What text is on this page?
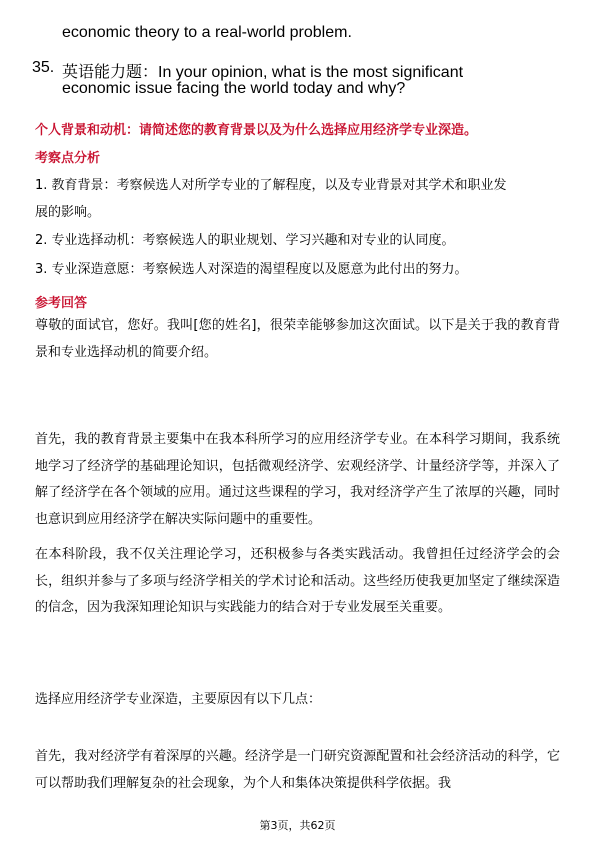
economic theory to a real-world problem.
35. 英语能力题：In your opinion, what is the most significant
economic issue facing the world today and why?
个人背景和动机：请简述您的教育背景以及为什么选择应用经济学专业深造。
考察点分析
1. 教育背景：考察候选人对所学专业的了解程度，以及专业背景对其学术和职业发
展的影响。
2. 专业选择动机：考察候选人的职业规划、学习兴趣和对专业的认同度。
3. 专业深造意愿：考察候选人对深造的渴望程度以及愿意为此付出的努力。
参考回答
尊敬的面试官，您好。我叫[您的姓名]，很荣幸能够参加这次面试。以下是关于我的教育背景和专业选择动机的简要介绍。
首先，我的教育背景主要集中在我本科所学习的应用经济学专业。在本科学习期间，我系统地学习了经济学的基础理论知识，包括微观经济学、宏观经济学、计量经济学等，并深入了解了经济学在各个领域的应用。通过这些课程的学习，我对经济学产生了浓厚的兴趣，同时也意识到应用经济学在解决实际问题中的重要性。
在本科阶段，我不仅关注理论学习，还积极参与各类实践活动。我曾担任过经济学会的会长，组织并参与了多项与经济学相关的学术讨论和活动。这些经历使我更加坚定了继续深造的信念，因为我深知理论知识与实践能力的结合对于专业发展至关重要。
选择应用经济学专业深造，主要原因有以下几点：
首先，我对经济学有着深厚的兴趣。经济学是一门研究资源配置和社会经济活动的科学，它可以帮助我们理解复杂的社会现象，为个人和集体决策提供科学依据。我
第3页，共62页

---

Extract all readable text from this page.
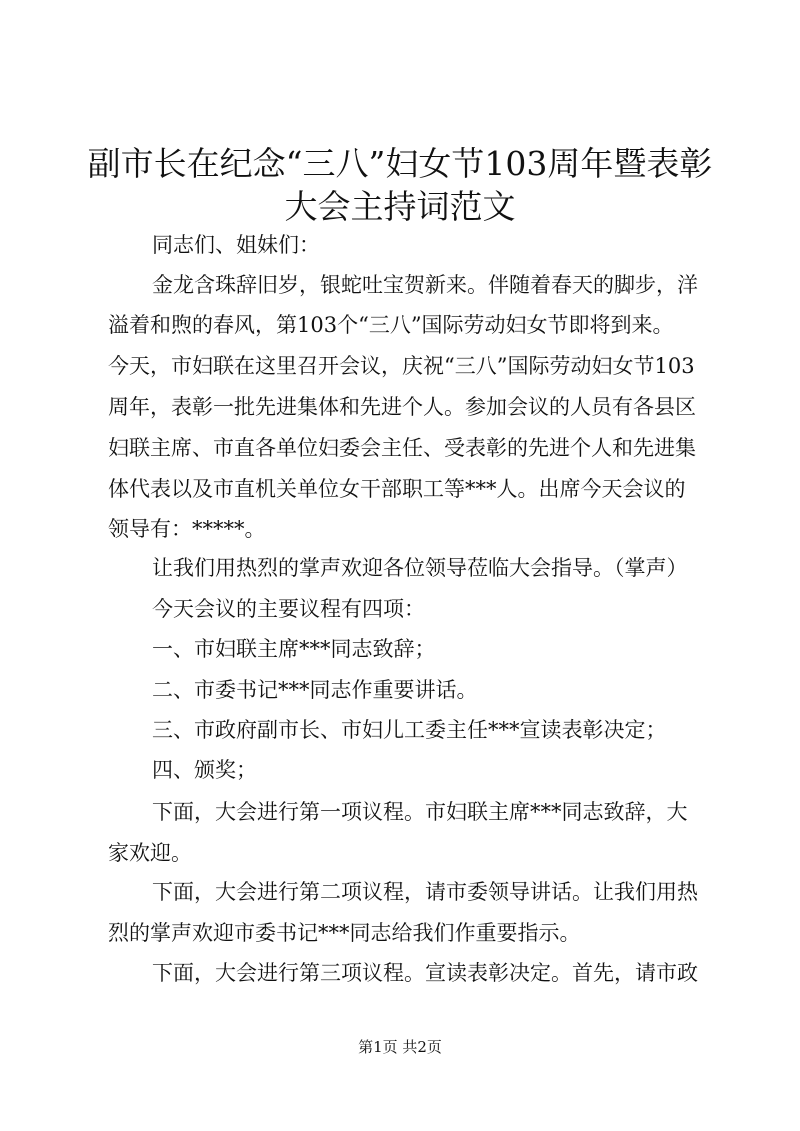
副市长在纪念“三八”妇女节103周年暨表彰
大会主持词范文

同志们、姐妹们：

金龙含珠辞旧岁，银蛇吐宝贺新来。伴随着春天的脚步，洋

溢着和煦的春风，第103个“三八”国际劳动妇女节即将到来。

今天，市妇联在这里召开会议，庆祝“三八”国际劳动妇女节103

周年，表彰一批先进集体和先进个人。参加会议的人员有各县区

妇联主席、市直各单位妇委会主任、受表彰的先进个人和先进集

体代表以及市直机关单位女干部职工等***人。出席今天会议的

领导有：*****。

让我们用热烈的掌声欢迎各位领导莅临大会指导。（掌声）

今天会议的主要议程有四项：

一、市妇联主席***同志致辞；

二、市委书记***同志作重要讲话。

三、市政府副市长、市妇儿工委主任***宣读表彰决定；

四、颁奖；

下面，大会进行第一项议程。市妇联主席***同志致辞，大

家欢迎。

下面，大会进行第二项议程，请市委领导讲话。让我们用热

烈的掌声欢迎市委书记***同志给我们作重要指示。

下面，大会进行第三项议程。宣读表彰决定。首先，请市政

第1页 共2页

* * *

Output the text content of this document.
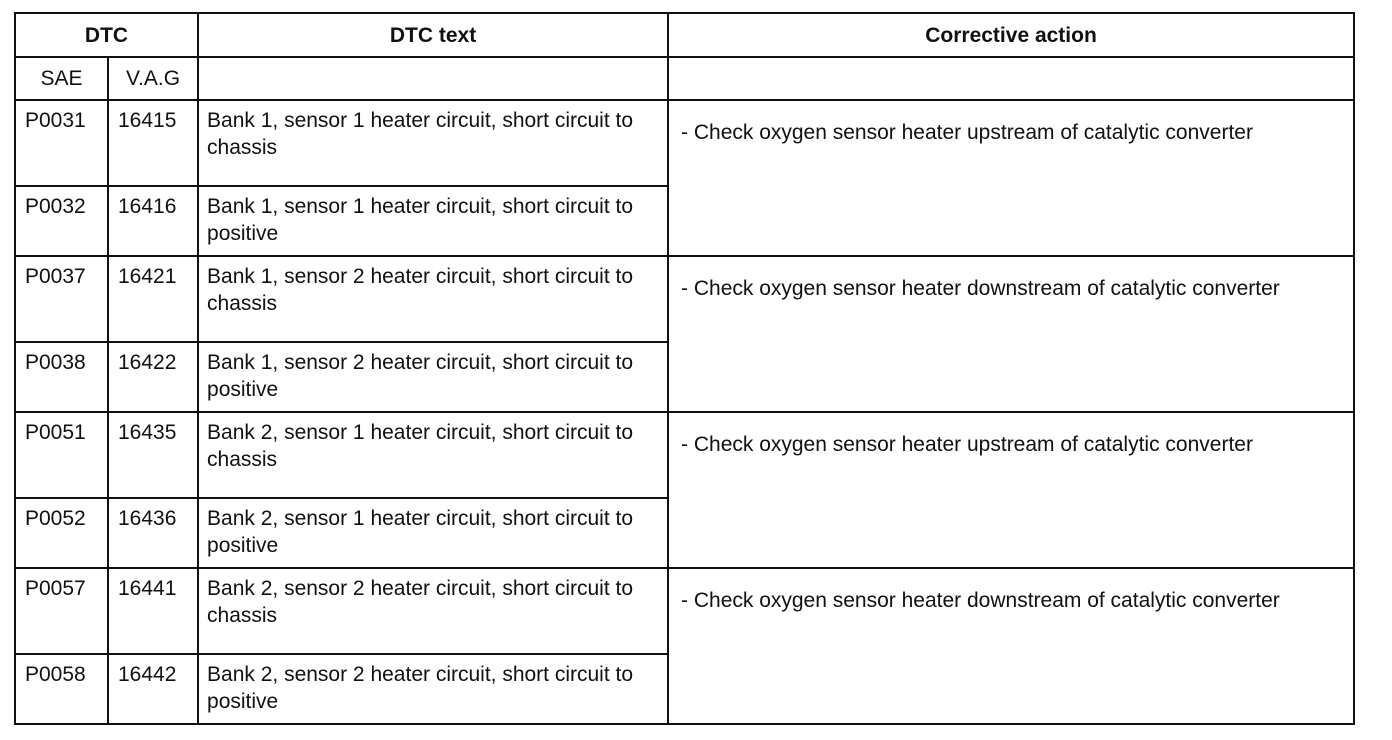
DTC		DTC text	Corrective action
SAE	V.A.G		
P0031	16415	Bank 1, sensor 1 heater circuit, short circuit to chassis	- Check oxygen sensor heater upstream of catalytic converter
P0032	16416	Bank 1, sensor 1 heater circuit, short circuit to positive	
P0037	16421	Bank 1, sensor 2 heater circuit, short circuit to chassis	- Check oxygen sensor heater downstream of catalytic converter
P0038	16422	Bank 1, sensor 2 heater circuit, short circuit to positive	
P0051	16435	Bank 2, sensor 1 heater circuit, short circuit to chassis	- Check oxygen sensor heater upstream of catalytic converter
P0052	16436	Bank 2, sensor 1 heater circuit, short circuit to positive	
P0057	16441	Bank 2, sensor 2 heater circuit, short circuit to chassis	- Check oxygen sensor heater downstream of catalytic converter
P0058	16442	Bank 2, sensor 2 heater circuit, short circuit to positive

WHAT THE TASK REQUIRES:
Pick out and copy every line that contains the word "page".

SOLUTION TO THIS TASK:
What text is on this page?
Extract all readable text from this page.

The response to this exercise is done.